- WHAT IS BEING ASKED -
Please output the lines shown below exactly as they appear.

- DATA PROVIDED -
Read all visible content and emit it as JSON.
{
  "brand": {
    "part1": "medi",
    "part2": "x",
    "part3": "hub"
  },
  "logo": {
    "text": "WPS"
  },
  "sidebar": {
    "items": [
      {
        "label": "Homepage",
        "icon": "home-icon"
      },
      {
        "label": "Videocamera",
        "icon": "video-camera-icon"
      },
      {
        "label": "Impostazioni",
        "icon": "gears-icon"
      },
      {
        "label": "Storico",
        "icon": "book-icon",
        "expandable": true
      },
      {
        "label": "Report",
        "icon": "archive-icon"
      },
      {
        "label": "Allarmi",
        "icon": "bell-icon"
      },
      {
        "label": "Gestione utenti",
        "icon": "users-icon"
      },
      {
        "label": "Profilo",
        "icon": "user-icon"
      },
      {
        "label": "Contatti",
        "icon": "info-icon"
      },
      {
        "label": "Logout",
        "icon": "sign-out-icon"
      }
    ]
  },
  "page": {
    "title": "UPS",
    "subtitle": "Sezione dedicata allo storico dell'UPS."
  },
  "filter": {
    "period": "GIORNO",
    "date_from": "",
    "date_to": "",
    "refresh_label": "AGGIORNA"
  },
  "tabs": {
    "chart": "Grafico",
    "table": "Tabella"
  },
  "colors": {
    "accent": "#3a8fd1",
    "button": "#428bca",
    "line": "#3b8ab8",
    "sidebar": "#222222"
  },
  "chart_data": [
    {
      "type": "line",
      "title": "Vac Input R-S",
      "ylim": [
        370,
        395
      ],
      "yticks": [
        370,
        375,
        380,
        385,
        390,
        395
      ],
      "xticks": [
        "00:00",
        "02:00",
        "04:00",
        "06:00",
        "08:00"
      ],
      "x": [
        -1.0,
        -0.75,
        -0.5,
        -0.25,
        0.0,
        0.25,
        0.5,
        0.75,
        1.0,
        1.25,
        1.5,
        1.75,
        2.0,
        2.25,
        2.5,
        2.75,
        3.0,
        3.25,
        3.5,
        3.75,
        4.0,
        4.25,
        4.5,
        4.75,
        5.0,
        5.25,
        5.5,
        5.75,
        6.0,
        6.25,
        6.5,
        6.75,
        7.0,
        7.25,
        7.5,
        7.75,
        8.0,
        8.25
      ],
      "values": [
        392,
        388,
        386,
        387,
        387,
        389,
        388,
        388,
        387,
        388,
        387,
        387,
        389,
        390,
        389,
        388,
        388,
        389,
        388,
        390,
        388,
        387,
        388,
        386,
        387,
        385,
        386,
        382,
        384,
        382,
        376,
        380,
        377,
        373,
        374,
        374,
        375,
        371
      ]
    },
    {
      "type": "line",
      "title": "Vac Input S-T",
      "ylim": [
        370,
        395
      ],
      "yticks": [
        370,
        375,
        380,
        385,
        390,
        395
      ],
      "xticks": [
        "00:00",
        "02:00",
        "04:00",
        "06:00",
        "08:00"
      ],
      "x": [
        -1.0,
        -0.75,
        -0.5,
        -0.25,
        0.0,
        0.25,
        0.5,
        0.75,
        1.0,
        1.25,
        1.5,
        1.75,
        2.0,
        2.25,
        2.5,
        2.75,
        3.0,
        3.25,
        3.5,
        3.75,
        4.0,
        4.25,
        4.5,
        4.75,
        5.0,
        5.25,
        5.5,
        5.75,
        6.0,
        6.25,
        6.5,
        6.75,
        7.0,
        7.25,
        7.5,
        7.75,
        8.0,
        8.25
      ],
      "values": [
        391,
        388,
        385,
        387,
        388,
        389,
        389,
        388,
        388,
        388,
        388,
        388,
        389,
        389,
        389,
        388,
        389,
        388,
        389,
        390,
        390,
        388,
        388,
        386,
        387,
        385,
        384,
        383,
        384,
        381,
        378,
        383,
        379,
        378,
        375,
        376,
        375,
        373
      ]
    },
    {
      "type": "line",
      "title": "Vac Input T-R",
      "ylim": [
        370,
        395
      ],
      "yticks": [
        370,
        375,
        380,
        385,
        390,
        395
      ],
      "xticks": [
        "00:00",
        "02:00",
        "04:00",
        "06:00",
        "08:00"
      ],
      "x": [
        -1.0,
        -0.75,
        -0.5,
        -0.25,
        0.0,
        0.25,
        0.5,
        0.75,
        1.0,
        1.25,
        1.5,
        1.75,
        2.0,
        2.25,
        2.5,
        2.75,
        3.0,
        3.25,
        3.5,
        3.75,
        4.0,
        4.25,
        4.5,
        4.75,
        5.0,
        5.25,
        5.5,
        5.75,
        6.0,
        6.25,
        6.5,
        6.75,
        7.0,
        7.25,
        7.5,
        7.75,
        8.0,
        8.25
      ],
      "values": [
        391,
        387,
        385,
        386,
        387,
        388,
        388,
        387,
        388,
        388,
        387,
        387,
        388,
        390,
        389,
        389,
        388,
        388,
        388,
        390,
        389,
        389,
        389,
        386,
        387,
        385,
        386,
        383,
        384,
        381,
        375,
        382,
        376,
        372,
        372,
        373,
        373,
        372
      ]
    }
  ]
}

- TASK ANSWER -
Read all visible content and emit it as JSON.
{
  "brand": {
    "part1": "medi",
    "part2": "x",
    "part3": "hub"
  },
  "logo": {
    "text": "WPS"
  },
  "sidebar": {
    "items": [
      {
        "label": "Homepage",
        "icon": "home-icon"
      },
      {
        "label": "Videocamera",
        "icon": "video-camera-icon"
      },
      {
        "label": "Impostazioni",
        "icon": "gears-icon"
      },
      {
        "label": "Storico",
        "icon": "book-icon",
        "expandable": true
      },
      {
        "label": "Report",
        "icon": "archive-icon"
      },
      {
        "label": "Allarmi",
        "icon": "bell-icon"
      },
      {
        "label": "Gestione utenti",
        "icon": "users-icon"
      },
      {
        "label": "Profilo",
        "icon": "user-icon"
      },
      {
        "label": "Contatti",
        "icon": "info-icon"
      },
      {
        "label": "Logout",
        "icon": "sign-out-icon"
      }
    ]
  },
  "page": {
    "title": "UPS",
    "subtitle": "Sezione dedicata allo storico dell'UPS."
  },
  "filter": {
    "period": "GIORNO",
    "date_from": "",
    "date_to": "",
    "refresh_label": "AGGIORNA"
  },
  "tabs": {
    "chart": "Grafico",
    "table": "Tabella"
  },
  "colors": {
    "accent": "#3a8fd1",
    "button": "#428bca",
    "line": "#3b8ab8",
    "sidebar": "#222222"
  },
  "chart_data": [
    {
      "type": "line",
      "title": "Vac Input R-S",
      "ylim": [
        370,
        395
      ],
      "yticks": [
        370,
        375,
        380,
        385,
        390,
        395
      ],
      "xticks": [
        "00:00",
        "02:00",
        "04:00",
        "06:00",
        "08:00"
      ],
      "x": [
        -1.0,
        -0.75,
        -0.5,
        -0.25,
        0.0,
        0.25,
        0.5,
        0.75,
        1.0,
        1.25,
        1.5,
        1.75,
        2.0,
        2.25,
        2.5,
        2.75,
        3.0,
        3.25,
        3.5,
        3.75,
        4.0,
        4.25,
        4.5,
        4.75,
        5.0,
        5.25,
        5.5,
        5.75,
        6.0,
        6.25,
        6.5,
        6.75,
        7.0,
        7.25,
        7.5,
        7.75,
        8.0,
        8.25
      ],
      "values": [
        392,
        388,
        386,
        387,
        387,
        389,
        388,
        388,
        387,
        388,
        387,
        387,
        389,
        390,
        389,
        388,
        388,
        389,
        388,
        390,
        388,
        387,
        388,
        386,
        387,
        385,
        386,
        382,
        384,
        382,
        376,
        380,
        377,
        373,
        374,
        374,
        375,
        371
      ]
    },
    {
      "type": "line",
      "title": "Vac Input S-T",
      "ylim": [
        370,
        395
      ],
      "yticks": [
        370,
        375,
        380,
        385,
        390,
        395
      ],
      "xticks": [
        "00:00",
        "02:00",
        "04:00",
        "06:00",
        "08:00"
      ],
      "x": [
        -1.0,
        -0.75,
        -0.5,
        -0.25,
        0.0,
        0.25,
        0.5,
        0.75,
        1.0,
        1.25,
        1.5,
        1.75,
        2.0,
        2.25,
        2.5,
        2.75,
        3.0,
        3.25,
        3.5,
        3.75,
        4.0,
        4.25,
        4.5,
        4.75,
        5.0,
        5.25,
        5.5,
        5.75,
        6.0,
        6.25,
        6.5,
        6.75,
        7.0,
        7.25,
        7.5,
        7.75,
        8.0,
        8.25
      ],
      "values": [
        391,
        388,
        385,
        387,
        388,
        389,
        389,
        388,
        388,
        388,
        388,
        388,
        389,
        389,
        389,
        388,
        389,
        388,
        389,
        390,
        390,
        388,
        388,
        386,
        387,
        385,
        384,
        383,
        384,
        381,
        378,
        383,
        379,
        378,
        375,
        376,
        375,
        373
      ]
    },
    {
      "type": "line",
      "title": "Vac Input T-R",
      "ylim": [
        370,
        395
      ],
      "yticks": [
        370,
        375,
        380,
        385,
        390,
        395
      ],
      "xticks": [
        "00:00",
        "02:00",
        "04:00",
        "06:00",
        "08:00"
      ],
      "x": [
        -1.0,
        -0.75,
        -0.5,
        -0.25,
        0.0,
        0.25,
        0.5,
        0.75,
        1.0,
        1.25,
        1.5,
        1.75,
        2.0,
        2.25,
        2.5,
        2.75,
        3.0,
        3.25,
        3.5,
        3.75,
        4.0,
        4.25,
        4.5,
        4.75,
        5.0,
        5.25,
        5.5,
        5.75,
        6.0,
        6.25,
        6.5,
        6.75,
        7.0,
        7.25,
        7.5,
        7.75,
        8.0,
        8.25
      ],
      "values": [
        391,
        387,
        385,
        386,
        387,
        388,
        388,
        387,
        388,
        388,
        387,
        387,
        388,
        390,
        389,
        389,
        388,
        388,
        388,
        390,
        389,
        389,
        389,
        386,
        387,
        385,
        386,
        383,
        384,
        381,
        375,
        382,
        376,
        372,
        372,
        373,
        373,
        372
      ]
    }
  ]
}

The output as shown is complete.